▼▼▼
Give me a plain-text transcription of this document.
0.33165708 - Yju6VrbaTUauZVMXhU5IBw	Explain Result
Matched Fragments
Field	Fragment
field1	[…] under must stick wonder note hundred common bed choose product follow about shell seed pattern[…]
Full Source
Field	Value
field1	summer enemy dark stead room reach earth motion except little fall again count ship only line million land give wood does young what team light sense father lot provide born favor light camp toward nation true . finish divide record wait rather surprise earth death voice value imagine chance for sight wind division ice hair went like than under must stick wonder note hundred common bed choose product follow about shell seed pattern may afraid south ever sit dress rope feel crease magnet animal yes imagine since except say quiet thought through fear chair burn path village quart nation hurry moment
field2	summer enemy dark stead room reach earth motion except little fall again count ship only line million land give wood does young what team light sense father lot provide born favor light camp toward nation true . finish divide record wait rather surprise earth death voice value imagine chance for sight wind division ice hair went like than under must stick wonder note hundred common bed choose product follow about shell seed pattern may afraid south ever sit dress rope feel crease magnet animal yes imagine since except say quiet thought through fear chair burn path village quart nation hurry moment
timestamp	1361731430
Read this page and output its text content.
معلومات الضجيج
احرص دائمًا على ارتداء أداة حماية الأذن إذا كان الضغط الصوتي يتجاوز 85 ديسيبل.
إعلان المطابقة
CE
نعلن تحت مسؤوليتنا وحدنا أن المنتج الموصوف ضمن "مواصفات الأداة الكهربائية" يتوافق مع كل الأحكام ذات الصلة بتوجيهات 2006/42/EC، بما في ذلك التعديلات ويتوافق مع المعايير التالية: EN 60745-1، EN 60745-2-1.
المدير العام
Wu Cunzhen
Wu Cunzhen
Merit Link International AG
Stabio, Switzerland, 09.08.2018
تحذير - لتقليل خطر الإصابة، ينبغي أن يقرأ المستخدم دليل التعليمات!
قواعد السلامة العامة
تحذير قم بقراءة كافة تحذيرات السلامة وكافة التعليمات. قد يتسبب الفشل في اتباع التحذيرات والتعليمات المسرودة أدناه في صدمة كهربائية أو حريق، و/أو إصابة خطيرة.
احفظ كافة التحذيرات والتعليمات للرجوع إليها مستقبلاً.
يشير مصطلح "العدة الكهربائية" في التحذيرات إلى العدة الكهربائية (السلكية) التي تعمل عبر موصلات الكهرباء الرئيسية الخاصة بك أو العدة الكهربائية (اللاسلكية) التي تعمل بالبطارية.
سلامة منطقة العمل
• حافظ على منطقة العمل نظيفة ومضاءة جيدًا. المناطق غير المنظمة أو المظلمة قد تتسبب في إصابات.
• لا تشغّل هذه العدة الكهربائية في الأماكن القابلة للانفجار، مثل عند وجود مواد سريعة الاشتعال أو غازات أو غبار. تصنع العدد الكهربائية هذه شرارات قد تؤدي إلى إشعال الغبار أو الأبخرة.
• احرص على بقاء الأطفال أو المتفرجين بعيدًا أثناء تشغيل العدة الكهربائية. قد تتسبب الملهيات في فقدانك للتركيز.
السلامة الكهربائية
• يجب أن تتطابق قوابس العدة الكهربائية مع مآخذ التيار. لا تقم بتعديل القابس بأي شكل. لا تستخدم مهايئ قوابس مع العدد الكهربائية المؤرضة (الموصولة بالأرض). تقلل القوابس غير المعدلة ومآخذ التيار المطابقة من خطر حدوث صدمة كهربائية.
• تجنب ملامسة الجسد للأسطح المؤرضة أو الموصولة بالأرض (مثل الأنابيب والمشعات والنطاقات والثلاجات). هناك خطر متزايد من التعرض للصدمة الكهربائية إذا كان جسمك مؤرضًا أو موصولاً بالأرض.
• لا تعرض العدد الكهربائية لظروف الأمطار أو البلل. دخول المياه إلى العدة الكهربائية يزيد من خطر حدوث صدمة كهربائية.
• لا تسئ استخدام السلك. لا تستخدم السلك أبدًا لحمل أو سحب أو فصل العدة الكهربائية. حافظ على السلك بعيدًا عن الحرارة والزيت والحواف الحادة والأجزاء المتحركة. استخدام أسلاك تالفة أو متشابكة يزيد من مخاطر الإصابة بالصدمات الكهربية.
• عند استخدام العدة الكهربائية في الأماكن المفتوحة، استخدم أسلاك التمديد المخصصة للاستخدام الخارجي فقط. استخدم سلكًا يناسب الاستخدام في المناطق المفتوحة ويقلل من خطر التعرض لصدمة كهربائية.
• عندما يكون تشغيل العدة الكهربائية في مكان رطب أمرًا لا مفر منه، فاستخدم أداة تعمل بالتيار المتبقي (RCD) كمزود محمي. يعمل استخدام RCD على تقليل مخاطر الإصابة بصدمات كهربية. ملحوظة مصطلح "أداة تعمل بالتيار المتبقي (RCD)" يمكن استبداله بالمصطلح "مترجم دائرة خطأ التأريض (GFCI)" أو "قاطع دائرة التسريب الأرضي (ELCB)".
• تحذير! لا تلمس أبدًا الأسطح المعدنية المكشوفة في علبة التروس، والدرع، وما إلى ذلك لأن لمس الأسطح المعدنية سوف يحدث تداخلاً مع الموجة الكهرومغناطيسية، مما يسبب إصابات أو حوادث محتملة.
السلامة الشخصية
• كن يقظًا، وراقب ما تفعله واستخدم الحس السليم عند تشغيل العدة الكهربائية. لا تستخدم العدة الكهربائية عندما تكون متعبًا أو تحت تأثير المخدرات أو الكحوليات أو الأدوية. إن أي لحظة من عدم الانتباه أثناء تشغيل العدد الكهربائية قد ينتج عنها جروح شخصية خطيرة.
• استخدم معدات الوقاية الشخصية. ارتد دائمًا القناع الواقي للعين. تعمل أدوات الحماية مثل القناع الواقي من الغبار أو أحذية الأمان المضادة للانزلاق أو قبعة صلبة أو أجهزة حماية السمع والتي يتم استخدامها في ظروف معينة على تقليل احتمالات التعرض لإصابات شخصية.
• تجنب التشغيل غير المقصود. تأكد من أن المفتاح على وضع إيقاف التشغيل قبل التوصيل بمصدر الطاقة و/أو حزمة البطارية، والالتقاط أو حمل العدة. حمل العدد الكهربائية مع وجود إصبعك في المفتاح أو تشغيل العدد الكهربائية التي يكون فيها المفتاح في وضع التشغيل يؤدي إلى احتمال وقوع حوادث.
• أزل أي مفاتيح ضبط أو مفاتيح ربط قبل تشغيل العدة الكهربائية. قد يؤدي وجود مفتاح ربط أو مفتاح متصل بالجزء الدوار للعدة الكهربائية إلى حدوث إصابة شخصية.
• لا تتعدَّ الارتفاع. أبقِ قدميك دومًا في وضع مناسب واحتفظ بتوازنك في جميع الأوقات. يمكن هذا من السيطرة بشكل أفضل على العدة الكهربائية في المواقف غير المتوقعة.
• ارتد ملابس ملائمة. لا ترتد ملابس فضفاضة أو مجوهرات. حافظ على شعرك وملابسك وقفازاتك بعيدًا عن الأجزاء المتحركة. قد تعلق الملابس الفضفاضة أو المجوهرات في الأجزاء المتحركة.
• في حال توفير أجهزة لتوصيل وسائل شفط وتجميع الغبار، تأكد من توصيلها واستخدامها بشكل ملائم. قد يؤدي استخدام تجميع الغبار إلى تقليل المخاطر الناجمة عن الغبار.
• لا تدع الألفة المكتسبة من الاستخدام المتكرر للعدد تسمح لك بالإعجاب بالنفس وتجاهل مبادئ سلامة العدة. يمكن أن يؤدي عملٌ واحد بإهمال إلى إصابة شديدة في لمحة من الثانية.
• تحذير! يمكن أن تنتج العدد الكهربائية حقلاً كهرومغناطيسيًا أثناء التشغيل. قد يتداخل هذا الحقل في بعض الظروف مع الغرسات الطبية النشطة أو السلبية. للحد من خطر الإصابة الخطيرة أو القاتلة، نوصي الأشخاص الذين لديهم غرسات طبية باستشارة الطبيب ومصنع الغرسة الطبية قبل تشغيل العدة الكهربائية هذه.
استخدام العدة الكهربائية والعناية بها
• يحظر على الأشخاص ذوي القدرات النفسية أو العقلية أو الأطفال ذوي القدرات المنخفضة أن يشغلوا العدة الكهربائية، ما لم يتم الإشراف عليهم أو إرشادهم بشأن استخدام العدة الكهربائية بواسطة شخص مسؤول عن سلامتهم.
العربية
▲▲▲
The request:
Copy each line of the data above that holds "الغبار".

Answer below:
• لا تشغّل هذه العدة الكهربائية في الأماكن القابلة للانفجار، مثل عند وجود مواد سريعة الاشتعال أو غازات أو غبار. تصنع العدد الكهربائية هذه شرارات قد تؤدي إلى إشعال الغبار أو الأبخرة.
• استخدم معدات الوقاية الشخصية. ارتد دائمًا القناع الواقي للعين. تعمل أدوات الحماية مثل القناع الواقي من الغبار أو أحذية الأمان المضادة للانزلاق أو قبعة صلبة أو أجهزة حماية السمع والتي يتم استخدامها في ظروف معينة على تقليل احتمالات التعرض لإصابات شخصية.
• في حال توفير أجهزة لتوصيل وسائل شفط وتجميع الغبار، تأكد من توصيلها واستخدامها بشكل ملائم. قد يؤدي استخدام تجميع الغبار إلى تقليل المخاطر الناجمة عن الغبار.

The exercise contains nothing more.